Task description: Locate the word "favorites" in the data below, then copy every line that holds it.

Records to use:
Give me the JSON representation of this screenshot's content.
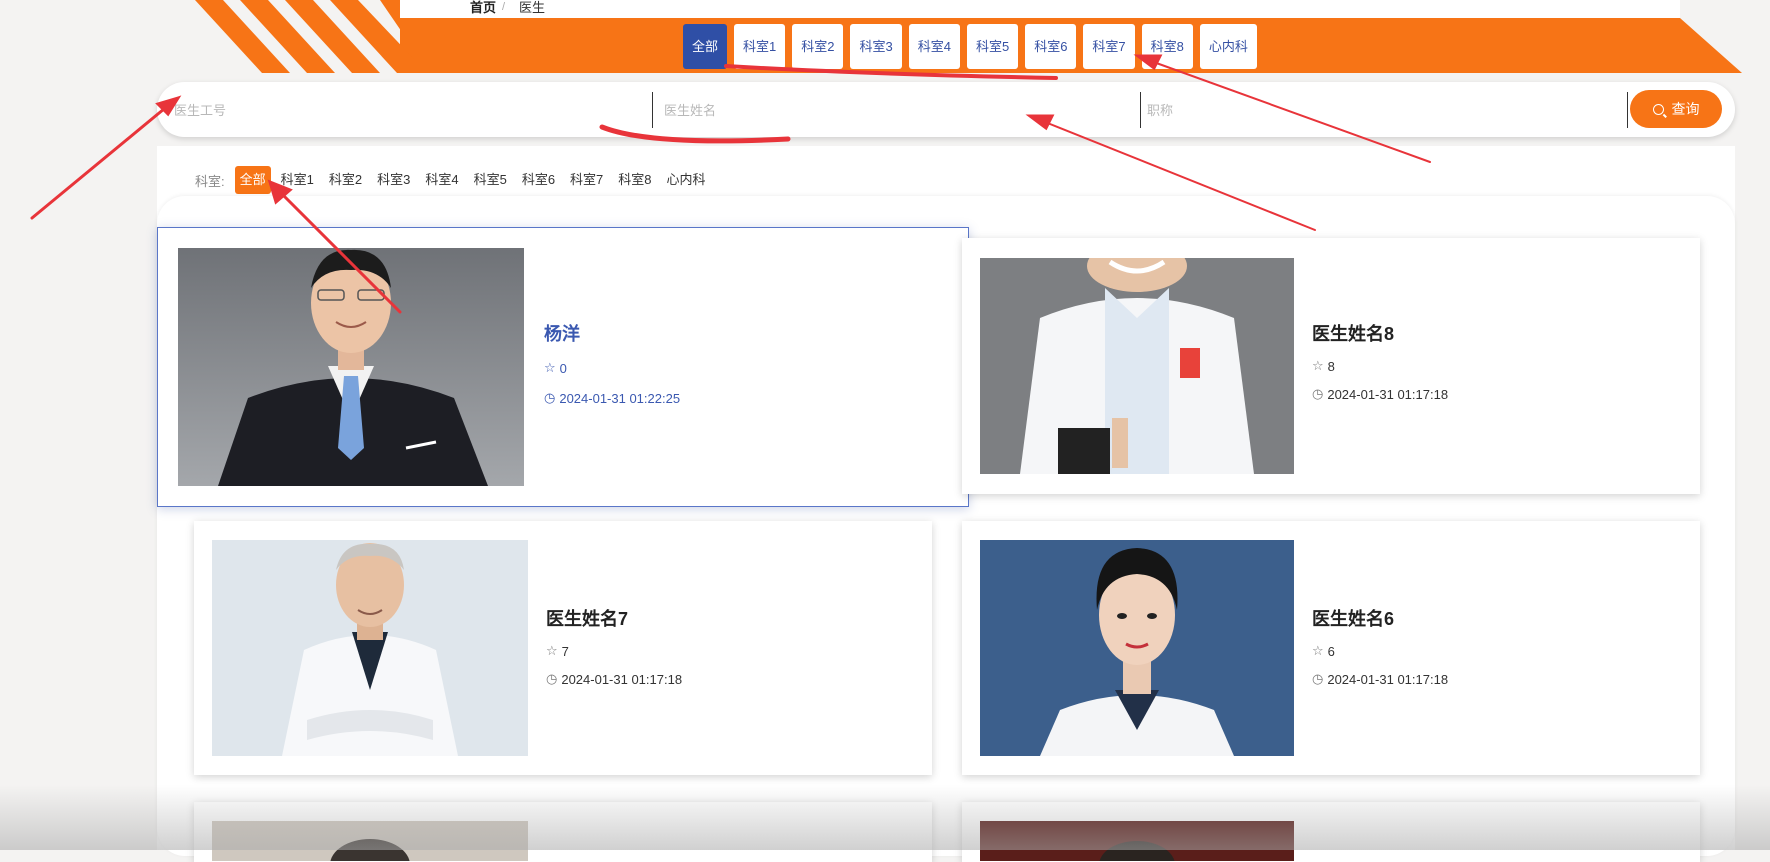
{
  "breadcrumb": {
    "home": "首页",
    "separator": "/",
    "current": "医生"
  },
  "top_tabs": [
    "全部",
    "科室1",
    "科室2",
    "科室3",
    "科室4",
    "科室5",
    "科室6",
    "科室7",
    "科室8",
    "心内科"
  ],
  "search": {
    "id_placeholder": "医生工号",
    "name_placeholder": "医生姓名",
    "title_placeholder": "职称",
    "button_label": "查询"
  },
  "filter": {
    "label": "科室:",
    "items": [
      "全部",
      "科室1",
      "科室2",
      "科室3",
      "科室4",
      "科室5",
      "科室6",
      "科室7",
      "科室8",
      "心内科"
    ]
  },
  "doctors": [
    {
      "name": "杨洋",
      "favorites": "0",
      "time": "2024-01-31 01:22:25"
    },
    {
      "name": "医生姓名8",
      "favorites": "8",
      "time": "2024-01-31 01:17:18"
    },
    {
      "name": "医生姓名7",
      "favorites": "7",
      "time": "2024-01-31 01:17:18"
    },
    {
      "name": "医生姓名6",
      "favorites": "6",
      "time": "2024-01-31 01:17:18"
    }
  ],
  "colors": {
    "accent": "#f77416",
    "primary": "#2f4fa6",
    "annotation": "#e8343a"
  }
}
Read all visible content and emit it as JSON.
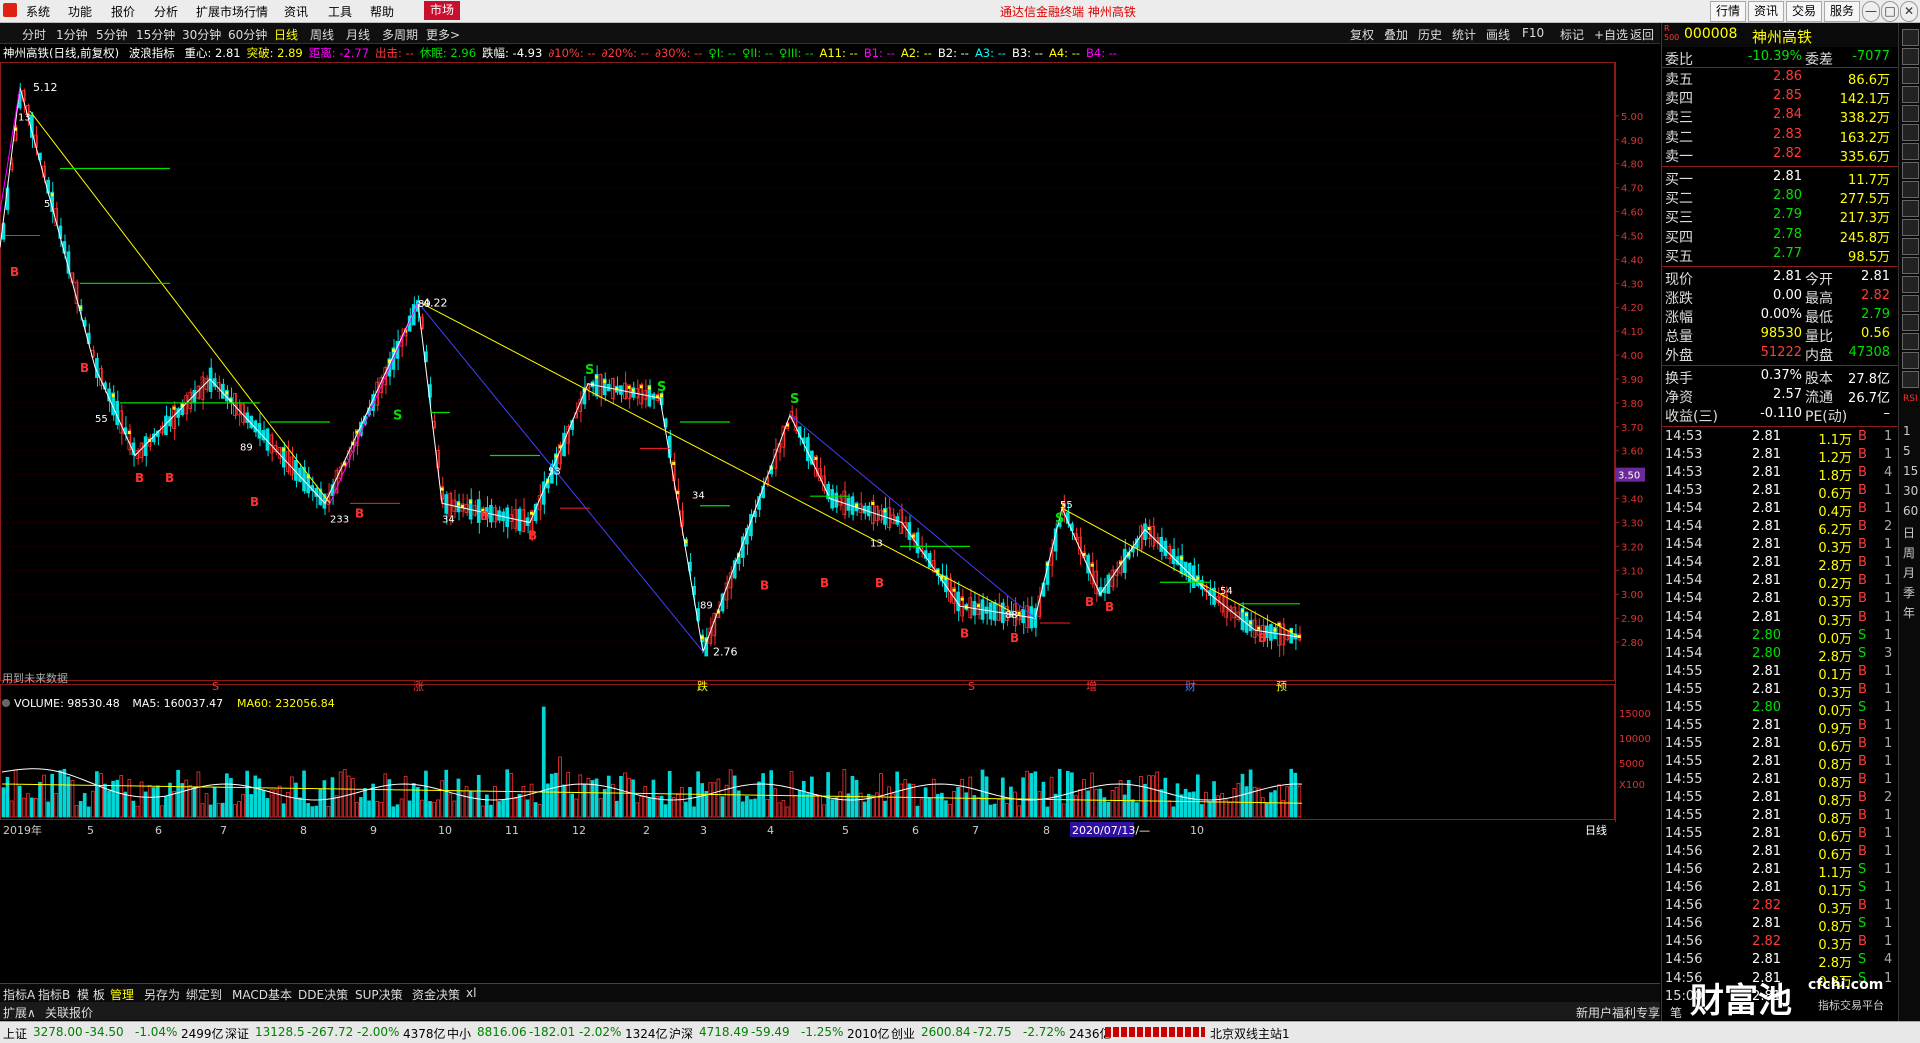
{
  "menubar": {
    "items": [
      "系统",
      "功能",
      "报价",
      "分析",
      "扩展市场行情",
      "资讯",
      "工具",
      "帮助"
    ],
    "market_label": "市场",
    "center_title": "通达信金融终端  神州高铁",
    "right_buttons": [
      "行情",
      "资讯",
      "交易",
      "服务"
    ],
    "window_buttons": [
      "—",
      "□",
      "✕"
    ]
  },
  "periodbar": {
    "periods": [
      "分时",
      "1分钟",
      "5分钟",
      "15分钟",
      "30分钟",
      "60分钟",
      "日线",
      "周线",
      "月线",
      "多周期",
      "更多>"
    ],
    "active": "日线",
    "right": [
      "复权",
      "叠加",
      "历史",
      "统计",
      "画线",
      "F10",
      "标记",
      "+自选",
      "返回"
    ]
  },
  "info": {
    "stock": "神州高铁(日线,前复权)",
    "indicator": "波浪指标",
    "items": [
      {
        "t": "重心: 2.81",
        "c": "wht"
      },
      {
        "t": "突破: 2.89",
        "c": "yel"
      },
      {
        "t": "距离: -2.77",
        "c": "mag"
      },
      {
        "t": "出击: --",
        "c": "red"
      },
      {
        "t": "休眠: 2.96",
        "c": "grn"
      },
      {
        "t": "跌幅: -4.93",
        "c": "wht"
      },
      {
        "t": "∂10%: --",
        "c": "red"
      },
      {
        "t": "∂20%: --",
        "c": "red"
      },
      {
        "t": "∂30%: --",
        "c": "red"
      },
      {
        "t": "♀I: --",
        "c": "grn"
      },
      {
        "t": "♀II: --",
        "c": "grn"
      },
      {
        "t": "♀III: --",
        "c": "grn"
      },
      {
        "t": "A11: --",
        "c": "yel"
      },
      {
        "t": "B1: --",
        "c": "mag"
      },
      {
        "t": "A2: --",
        "c": "yel"
      },
      {
        "t": "B2: --",
        "c": "wht"
      },
      {
        "t": "A3: --",
        "c": "cya"
      },
      {
        "t": "B3: --",
        "c": "wht"
      },
      {
        "t": "A4: --",
        "c": "yel"
      },
      {
        "t": "B4: --",
        "c": "mag"
      }
    ],
    "volume_line": [
      {
        "t": "VOLUME: 98530.48",
        "c": "wht"
      },
      {
        "t": "MA5: 160037.47",
        "c": "wht"
      },
      {
        "t": "MA60: 232056.84",
        "c": "yel"
      }
    ],
    "future_note": "用到未来数据",
    "period_label": "日线",
    "date_tag": "2020/07/13/—",
    "price_tag": "3.50"
  },
  "chart_data": {
    "type": "candlestick",
    "title": "神州高铁(日线,前复权)",
    "ylim": [
      2.7,
      5.15
    ],
    "price_ticks": [
      "5.00",
      "4.90",
      "4.80",
      "4.70",
      "4.60",
      "4.50",
      "4.40",
      "4.30",
      "4.20",
      "4.10",
      "4.00",
      "3.90",
      "3.80",
      "3.70",
      "3.60",
      "3.50",
      "3.40",
      "3.30",
      "3.20",
      "3.10",
      "3.00",
      "2.90",
      "2.80"
    ],
    "volume_ticks": [
      "15000",
      "10000",
      "5000",
      "X100"
    ],
    "month_labels": [
      "2019年",
      "5",
      "6",
      "7",
      "8",
      "9",
      "10",
      "11",
      "12",
      "2",
      "3",
      "4",
      "5",
      "6",
      "7",
      "8",
      "9",
      "10"
    ],
    "annotations": [
      {
        "text": "5.12",
        "price": 5.12
      },
      {
        "text": "4.22",
        "price": 4.22
      },
      {
        "text": "2.76",
        "price": 2.76
      }
    ],
    "event_labels": [
      "S",
      "涨",
      "跌",
      "S",
      "增",
      "财",
      "预"
    ],
    "wave_path": [
      [
        0,
        4.45
      ],
      [
        20,
        5.12
      ],
      [
        95,
        3.95
      ],
      [
        135,
        3.58
      ],
      [
        210,
        3.9
      ],
      [
        325,
        3.38
      ],
      [
        418,
        4.22
      ],
      [
        442,
        3.38
      ],
      [
        530,
        3.3
      ],
      [
        588,
        3.88
      ],
      [
        660,
        3.82
      ],
      [
        703,
        2.76
      ],
      [
        790,
        3.75
      ],
      [
        830,
        3.4
      ],
      [
        902,
        3.3
      ],
      [
        960,
        2.95
      ],
      [
        1035,
        2.9
      ],
      [
        1062,
        3.36
      ],
      [
        1100,
        3.0
      ],
      [
        1145,
        3.27
      ],
      [
        1210,
        3.0
      ],
      [
        1255,
        2.85
      ],
      [
        1300,
        2.82
      ]
    ],
    "close_series_sample": [
      4.45,
      4.8,
      5.0,
      4.7,
      4.35,
      4.0,
      3.85,
      3.7,
      3.6,
      3.75,
      3.8,
      3.7,
      3.55,
      3.45,
      3.4,
      3.48,
      3.6,
      3.75,
      3.95,
      4.1,
      3.6,
      3.45,
      3.55,
      3.5,
      3.4,
      3.35,
      3.55,
      3.7,
      3.85,
      3.75,
      3.7,
      3.6,
      3.3,
      3.0,
      2.85,
      3.15,
      3.35,
      3.5,
      3.7,
      3.55,
      3.35,
      3.25,
      3.22,
      3.2,
      3.15,
      3.1,
      3.0,
      2.95,
      2.95,
      3.2,
      3.3,
      3.15,
      3.1,
      3.2,
      3.25,
      3.1,
      3.05,
      3.0,
      2.92,
      2.85,
      2.81
    ]
  },
  "panel": {
    "code": "000008",
    "name": "神州高铁",
    "weibi_label": "委比",
    "weibi": "-10.39%",
    "weicha_label": "委差",
    "weicha": "-7077",
    "asks": [
      {
        "l": "卖五",
        "p": "2.86",
        "v": "86.6万"
      },
      {
        "l": "卖四",
        "p": "2.85",
        "v": "142.1万"
      },
      {
        "l": "卖三",
        "p": "2.84",
        "v": "338.2万"
      },
      {
        "l": "卖二",
        "p": "2.83",
        "v": "163.2万"
      },
      {
        "l": "卖一",
        "p": "2.82",
        "v": "335.6万"
      }
    ],
    "bids": [
      {
        "l": "买一",
        "p": "2.81",
        "v": "11.7万"
      },
      {
        "l": "买二",
        "p": "2.80",
        "v": "277.5万"
      },
      {
        "l": "买三",
        "p": "2.79",
        "v": "217.3万"
      },
      {
        "l": "买四",
        "p": "2.78",
        "v": "245.8万"
      },
      {
        "l": "买五",
        "p": "2.77",
        "v": "98.5万"
      }
    ],
    "stats": [
      {
        "l": "现价",
        "v": "2.81",
        "c": "wht",
        "l2": "今开",
        "v2": "2.81",
        "c2": "wht"
      },
      {
        "l": "涨跌",
        "v": "0.00",
        "c": "wht",
        "l2": "最高",
        "v2": "2.82",
        "c2": "red"
      },
      {
        "l": "涨幅",
        "v": "0.00%",
        "c": "wht",
        "l2": "最低",
        "v2": "2.79",
        "c2": "grn"
      },
      {
        "l": "总量",
        "v": "98530",
        "c": "yel",
        "l2": "量比",
        "v2": "0.56",
        "c2": "yel"
      },
      {
        "l": "外盘",
        "v": "51222",
        "c": "red",
        "l2": "内盘",
        "v2": "47308",
        "c2": "grn"
      }
    ],
    "stats2": [
      {
        "l": "换手",
        "v": "0.37%",
        "c": "wht",
        "l2": "股本",
        "v2": "27.8亿",
        "c2": "wht"
      },
      {
        "l": "净资",
        "v": "2.57",
        "c": "wht",
        "l2": "流通",
        "v2": "26.7亿",
        "c2": "wht"
      },
      {
        "l": "收益(三)",
        "v": "-0.110",
        "c": "wht",
        "l2": "PE(动)",
        "v2": "–",
        "c2": "wht"
      }
    ],
    "ticks": [
      {
        "t": "14:53",
        "p": "2.81",
        "v": "1.1万",
        "bs": "B",
        "n": "1"
      },
      {
        "t": "14:53",
        "p": "2.81",
        "v": "1.2万",
        "bs": "B",
        "n": "1"
      },
      {
        "t": "14:53",
        "p": "2.81",
        "v": "1.8万",
        "bs": "B",
        "n": "4"
      },
      {
        "t": "14:53",
        "p": "2.81",
        "v": "0.6万",
        "bs": "B",
        "n": "1"
      },
      {
        "t": "14:54",
        "p": "2.81",
        "v": "0.4万",
        "bs": "B",
        "n": "1"
      },
      {
        "t": "14:54",
        "p": "2.81",
        "v": "6.2万",
        "bs": "B",
        "n": "2"
      },
      {
        "t": "14:54",
        "p": "2.81",
        "v": "0.3万",
        "bs": "B",
        "n": "1"
      },
      {
        "t": "14:54",
        "p": "2.81",
        "v": "2.8万",
        "bs": "B",
        "n": "1"
      },
      {
        "t": "14:54",
        "p": "2.81",
        "v": "0.2万",
        "bs": "B",
        "n": "1"
      },
      {
        "t": "14:54",
        "p": "2.81",
        "v": "0.3万",
        "bs": "B",
        "n": "1"
      },
      {
        "t": "14:54",
        "p": "2.81",
        "v": "0.3万",
        "bs": "B",
        "n": "1"
      },
      {
        "t": "14:54",
        "p": "2.80",
        "v": "0.0万",
        "bs": "S",
        "n": "1"
      },
      {
        "t": "14:54",
        "p": "2.80",
        "v": "2.8万",
        "bs": "S",
        "n": "3"
      },
      {
        "t": "14:55",
        "p": "2.81",
        "v": "0.1万",
        "bs": "B",
        "n": "1"
      },
      {
        "t": "14:55",
        "p": "2.81",
        "v": "0.3万",
        "bs": "B",
        "n": "1"
      },
      {
        "t": "14:55",
        "p": "2.80",
        "v": "0.0万",
        "bs": "S",
        "n": "1"
      },
      {
        "t": "14:55",
        "p": "2.81",
        "v": "0.9万",
        "bs": "B",
        "n": "1"
      },
      {
        "t": "14:55",
        "p": "2.81",
        "v": "0.6万",
        "bs": "B",
        "n": "1"
      },
      {
        "t": "14:55",
        "p": "2.81",
        "v": "0.8万",
        "bs": "B",
        "n": "1"
      },
      {
        "t": "14:55",
        "p": "2.81",
        "v": "0.8万",
        "bs": "B",
        "n": "1"
      },
      {
        "t": "14:55",
        "p": "2.81",
        "v": "0.8万",
        "bs": "B",
        "n": "2"
      },
      {
        "t": "14:55",
        "p": "2.81",
        "v": "0.8万",
        "bs": "B",
        "n": "1"
      },
      {
        "t": "14:55",
        "p": "2.81",
        "v": "0.6万",
        "bs": "B",
        "n": "1"
      },
      {
        "t": "14:56",
        "p": "2.81",
        "v": "0.6万",
        "bs": "B",
        "n": "1"
      },
      {
        "t": "14:56",
        "p": "2.81",
        "v": "1.1万",
        "bs": "S",
        "n": "1"
      },
      {
        "t": "14:56",
        "p": "2.81",
        "v": "0.1万",
        "bs": "S",
        "n": "1"
      },
      {
        "t": "14:56",
        "p": "2.82",
        "v": "0.3万",
        "bs": "B",
        "n": "1"
      },
      {
        "t": "14:56",
        "p": "2.81",
        "v": "0.8万",
        "bs": "S",
        "n": "1"
      },
      {
        "t": "14:56",
        "p": "2.82",
        "v": "0.3万",
        "bs": "B",
        "n": "1"
      },
      {
        "t": "14:56",
        "p": "2.81",
        "v": "2.8万",
        "bs": "S",
        "n": "4"
      },
      {
        "t": "14:56",
        "p": "2.81",
        "v": "0.8万",
        "bs": "S",
        "n": "1"
      },
      {
        "t": "15:00",
        "p": "2.81",
        "v": "",
        "bs": "",
        "n": ""
      }
    ]
  },
  "strip": {
    "labels": [
      "RSI",
      "1",
      "5",
      "15",
      "30",
      "60",
      "日",
      "周",
      "月",
      "季",
      "年"
    ]
  },
  "bottombar": {
    "tabs": [
      "指标A",
      "指标B",
      "模 板",
      "管理",
      "另存为",
      "绑定到",
      "MACD基本",
      "DDE决策",
      "SUP决策",
      "资金决策",
      "xl"
    ],
    "active": "管理"
  },
  "extbar": {
    "left": [
      "扩展∧",
      "关联报价"
    ],
    "right": "新用户福利专享",
    "right2": "笔"
  },
  "statusbar": {
    "items": [
      {
        "name": "上证",
        "val": "3278.00",
        "chg": "-34.50",
        "pct": "-1.04%",
        "amt": "2499亿"
      },
      {
        "name": "深证",
        "val": "13128.5",
        "chg": "-267.72",
        "pct": "-2.00%",
        "amt": "4378亿"
      },
      {
        "name": "中小",
        "val": "8816.06",
        "chg": "-182.01",
        "pct": "-2.02%",
        "amt": "1324亿"
      },
      {
        "name": "沪深",
        "val": "4718.49",
        "chg": "-59.49",
        "pct": "-1.25%",
        "amt": "2010亿"
      },
      {
        "name": "创业",
        "val": "2600.84",
        "chg": "-72.75",
        "pct": "-2.72%",
        "amt": "2436亿"
      }
    ],
    "server": "北京双线主站1"
  },
  "watermark": {
    "brand": "财富池",
    "site": "cfchi.com",
    "sub": "指标交易平台"
  }
}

Exercise answer:
      "favorites": "0",
      "favorites": "8",
      "favorites": "7",
      "favorites": "6",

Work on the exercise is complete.